*** Bloco de texto

O agora pré-candidato a deputado federal está indignado e já anunciou uma suposta vaquinha espontânea na internet, que teria arrecadado quase o dobro desse valor. Faz chacota da Justiça.

A imprensa condescendeu com todos os métodos ilegais a que recorreu a Lava Jato. Foi além. Tornou-se sua beneficiária à medida que repórteres se transformaram em clientes de procuradores e delegados no mercado negro dos vazamentos. O espetáculo grotesco do PowerPoint, no dia 14 de setembro de 2016, destroçava o devido processo legal.

O ex-procurador Deltan Dallagnol - Evaristo Sa-26.set.19/AFP

Dois dias depois, como revelou a Vaza Jato, Dallagnol foi ao Telegram para bater um papinho com Sergio Moro, seu chapa e juiz incompetente e suspeito. Sabia que a peça acusatória —refiro-me à impressa e oficial— era inepta.

Considerou, então: "(...) Como a prova é indireta, ‘juristas’ como Lenio Streck e Reinaldo Azevedo falam de falta de provas. Creio que isso vai passar só quando eventualmente a página for virada para a próxima fase, com o eventual recebimento da denúncia, em que talvez caiba, se entender pertinente no contexto da decisão, abordar esses pontos".

Para quem não entendeu: ele estava tentando justificar, diante do chefe, a patuscada do PowerPoint. E explica que apelou àquele troço para imputar a Lula um crime que servia a fins propagandísticos apenas.

Com despudor peculiar, expõe: "Não foi compreendido que a longa exposição sobre o comando do esquema era necessária para imputar a corrupção para o ex-presidente. Muita gente não compreendeu por que colocamos ele como líder para imputar 3,7MM [R$ 3,7 milhões] de lavagem, quando não foi por isso, e sim para imputar 87MM [R$ 87 milhões] de corrupção."

Bingo! Embora a denúncia oficial se referisse ao apartamento —e o próprio Moro admitiu em embargos de declaração inexistir nexo entre as obras da OAS e o tríplex de Guarujá, o que significa ausência de provas—, o objetivo era "imputar R$ 87 milhões de corrupção" a Lula, tratado na coletiva como "comandante máximo do esquema de corrupção" e "maestro da organização criminosa".

Ocorre que também a acusação de que o petista comandava uma organização criminosa virou uma ação penal, senhores leitores! Tramitou na 10ª Vara Federal de Brasília. O ex-presidente foi absolvido pelo juiz Marcus Vinícius Reis Bastos, que apontou uma "tentativa de criminalizar a política".

Saibam: o Ministério Público Federal nem sequer recorreu. Ah, sim: Moro deu a maior força àquele que é agora seu colega de partido: "Definitivamente, as críticas à exposição de vcs são desproporcionais. Siga firme."

O então juiz atendeu ao pedido de seu pupilo: ao condenar Lula, ignorou a peça acusatória inepta e se fixou no... PowerPoint! Uma aberração.

******

* [Exercícios propostos]:
1. De acordo com o texto sobre a Lava Jato, em que vara tramitou a ação penal sobre a acusação de que Lula comandava uma organização criminosa?
2. Reproduza palavra por palavra um trecho do texto sobre a Lava Jato. Comece nas palavras "O agora pré-candidato" e termine depois de "oficial— era inepta.".
Os dados que vêm depois do texto são um material à parte, sem relação com ele.

*** Dados fornecidos

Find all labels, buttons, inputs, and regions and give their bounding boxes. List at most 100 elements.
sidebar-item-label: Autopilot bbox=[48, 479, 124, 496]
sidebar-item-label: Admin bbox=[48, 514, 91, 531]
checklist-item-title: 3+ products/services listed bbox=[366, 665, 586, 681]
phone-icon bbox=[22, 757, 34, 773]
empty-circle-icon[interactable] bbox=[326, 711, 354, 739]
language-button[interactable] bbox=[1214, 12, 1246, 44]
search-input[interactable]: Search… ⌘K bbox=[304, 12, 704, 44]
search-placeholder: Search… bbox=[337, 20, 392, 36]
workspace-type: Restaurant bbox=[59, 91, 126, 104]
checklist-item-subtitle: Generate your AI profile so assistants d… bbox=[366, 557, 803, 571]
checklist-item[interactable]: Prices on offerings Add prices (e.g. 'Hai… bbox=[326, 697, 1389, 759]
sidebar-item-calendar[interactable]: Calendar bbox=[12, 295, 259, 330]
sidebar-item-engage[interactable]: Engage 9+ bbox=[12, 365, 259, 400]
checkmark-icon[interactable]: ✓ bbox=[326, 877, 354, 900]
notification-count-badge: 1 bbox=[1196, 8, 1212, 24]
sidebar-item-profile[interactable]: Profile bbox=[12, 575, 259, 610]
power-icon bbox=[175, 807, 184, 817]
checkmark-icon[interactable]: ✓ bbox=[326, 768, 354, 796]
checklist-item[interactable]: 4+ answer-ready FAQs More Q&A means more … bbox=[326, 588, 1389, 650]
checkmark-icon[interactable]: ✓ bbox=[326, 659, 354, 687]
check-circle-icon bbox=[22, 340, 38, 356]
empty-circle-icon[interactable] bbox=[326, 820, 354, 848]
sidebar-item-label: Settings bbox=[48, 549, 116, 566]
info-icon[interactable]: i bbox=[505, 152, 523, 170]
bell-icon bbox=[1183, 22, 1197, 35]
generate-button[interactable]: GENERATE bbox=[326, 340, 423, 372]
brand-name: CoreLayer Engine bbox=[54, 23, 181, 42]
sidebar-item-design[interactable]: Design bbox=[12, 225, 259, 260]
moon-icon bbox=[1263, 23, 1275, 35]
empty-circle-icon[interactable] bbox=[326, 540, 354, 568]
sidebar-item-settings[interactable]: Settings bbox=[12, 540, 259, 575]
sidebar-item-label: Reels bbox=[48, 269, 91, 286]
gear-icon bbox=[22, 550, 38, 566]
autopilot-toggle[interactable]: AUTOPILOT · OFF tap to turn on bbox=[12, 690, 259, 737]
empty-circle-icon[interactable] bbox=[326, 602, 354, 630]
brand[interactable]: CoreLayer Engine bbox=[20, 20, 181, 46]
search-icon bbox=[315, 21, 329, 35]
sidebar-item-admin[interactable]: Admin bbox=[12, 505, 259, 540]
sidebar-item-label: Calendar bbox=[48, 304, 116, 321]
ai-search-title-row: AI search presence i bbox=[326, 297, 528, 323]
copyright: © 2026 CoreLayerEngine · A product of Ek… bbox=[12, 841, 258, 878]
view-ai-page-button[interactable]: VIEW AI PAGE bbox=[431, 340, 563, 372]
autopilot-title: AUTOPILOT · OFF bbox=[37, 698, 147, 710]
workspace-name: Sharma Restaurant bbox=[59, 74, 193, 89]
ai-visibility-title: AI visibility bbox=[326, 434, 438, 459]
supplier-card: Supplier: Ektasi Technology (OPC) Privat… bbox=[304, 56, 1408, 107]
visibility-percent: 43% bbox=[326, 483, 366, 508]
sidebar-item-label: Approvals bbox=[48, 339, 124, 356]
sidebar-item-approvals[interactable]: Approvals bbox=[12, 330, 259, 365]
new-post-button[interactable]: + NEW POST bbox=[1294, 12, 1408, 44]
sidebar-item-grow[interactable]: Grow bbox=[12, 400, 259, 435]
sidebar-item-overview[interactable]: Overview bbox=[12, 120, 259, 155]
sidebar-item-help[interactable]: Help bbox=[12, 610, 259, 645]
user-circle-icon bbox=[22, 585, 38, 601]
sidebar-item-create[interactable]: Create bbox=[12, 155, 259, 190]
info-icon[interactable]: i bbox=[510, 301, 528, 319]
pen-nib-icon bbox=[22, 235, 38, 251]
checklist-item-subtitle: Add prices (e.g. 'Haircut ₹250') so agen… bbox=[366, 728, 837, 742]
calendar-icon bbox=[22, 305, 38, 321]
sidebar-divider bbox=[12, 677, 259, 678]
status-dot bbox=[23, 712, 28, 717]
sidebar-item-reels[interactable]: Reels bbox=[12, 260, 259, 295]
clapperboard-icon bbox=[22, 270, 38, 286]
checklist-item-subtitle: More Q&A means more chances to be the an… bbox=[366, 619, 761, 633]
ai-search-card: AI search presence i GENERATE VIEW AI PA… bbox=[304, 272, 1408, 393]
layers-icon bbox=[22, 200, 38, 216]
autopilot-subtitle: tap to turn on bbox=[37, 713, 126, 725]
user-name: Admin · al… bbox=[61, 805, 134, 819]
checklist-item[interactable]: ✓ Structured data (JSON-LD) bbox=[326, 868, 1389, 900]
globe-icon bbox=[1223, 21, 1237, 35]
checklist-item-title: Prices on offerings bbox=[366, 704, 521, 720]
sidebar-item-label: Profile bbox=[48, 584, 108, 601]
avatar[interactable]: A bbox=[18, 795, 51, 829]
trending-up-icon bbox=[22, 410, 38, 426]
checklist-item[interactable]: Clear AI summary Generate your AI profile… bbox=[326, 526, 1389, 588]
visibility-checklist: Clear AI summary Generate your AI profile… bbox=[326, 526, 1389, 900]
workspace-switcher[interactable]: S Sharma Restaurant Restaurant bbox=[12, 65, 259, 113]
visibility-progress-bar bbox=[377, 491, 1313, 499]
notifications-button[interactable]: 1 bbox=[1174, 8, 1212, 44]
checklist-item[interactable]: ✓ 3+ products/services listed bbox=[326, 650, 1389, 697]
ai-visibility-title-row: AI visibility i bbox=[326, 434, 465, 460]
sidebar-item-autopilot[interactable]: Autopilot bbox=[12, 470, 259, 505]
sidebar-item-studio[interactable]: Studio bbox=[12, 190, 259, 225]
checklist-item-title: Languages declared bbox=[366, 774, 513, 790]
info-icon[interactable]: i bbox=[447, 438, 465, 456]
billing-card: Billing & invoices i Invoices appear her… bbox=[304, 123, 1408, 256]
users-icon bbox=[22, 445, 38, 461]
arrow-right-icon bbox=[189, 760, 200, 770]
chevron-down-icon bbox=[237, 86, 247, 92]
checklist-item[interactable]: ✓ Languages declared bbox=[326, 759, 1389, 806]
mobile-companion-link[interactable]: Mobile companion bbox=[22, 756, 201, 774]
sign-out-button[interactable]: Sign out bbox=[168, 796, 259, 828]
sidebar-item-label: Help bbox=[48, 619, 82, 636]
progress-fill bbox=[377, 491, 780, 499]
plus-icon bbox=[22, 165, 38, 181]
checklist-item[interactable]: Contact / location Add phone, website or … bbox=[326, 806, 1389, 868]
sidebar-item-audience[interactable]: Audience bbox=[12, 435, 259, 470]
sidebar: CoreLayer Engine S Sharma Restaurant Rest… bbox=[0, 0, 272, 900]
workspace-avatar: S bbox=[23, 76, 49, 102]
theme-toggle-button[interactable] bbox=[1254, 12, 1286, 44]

******

* [Respostas do exercício]:
1. Na 10ª Vara Federal de Brasília.

2.
O agora pré-candidato a deputado federal está indignado e já anunciou uma suposta vaquinha espontânea na internet, que teria arrecadado quase o dobro desse valor. Faz chacota da Justiça.

A imprensa condescendeu com todos os métodos ilegais a que recorreu a Lava Jato. Foi além. Tornou-se sua beneficiária à medida que repórteres se transformaram em clientes de procuradores e delegados no mercado negro dos vazamentos. O espetáculo grotesco do PowerPoint, no dia 14 de setembro de 2016, destroçava o devido processo legal.

O ex-procurador Deltan Dallagnol - Evaristo Sa-26.set.19/AFP

Dois dias depois, como revelou a Vaza Jato, Dallagnol foi ao Telegram para bater um papinho com Sergio Moro, seu chapa e juiz incompetente e suspeito. Sabia que a peça acusatória —refiro-me à impressa e oficial— era inepta.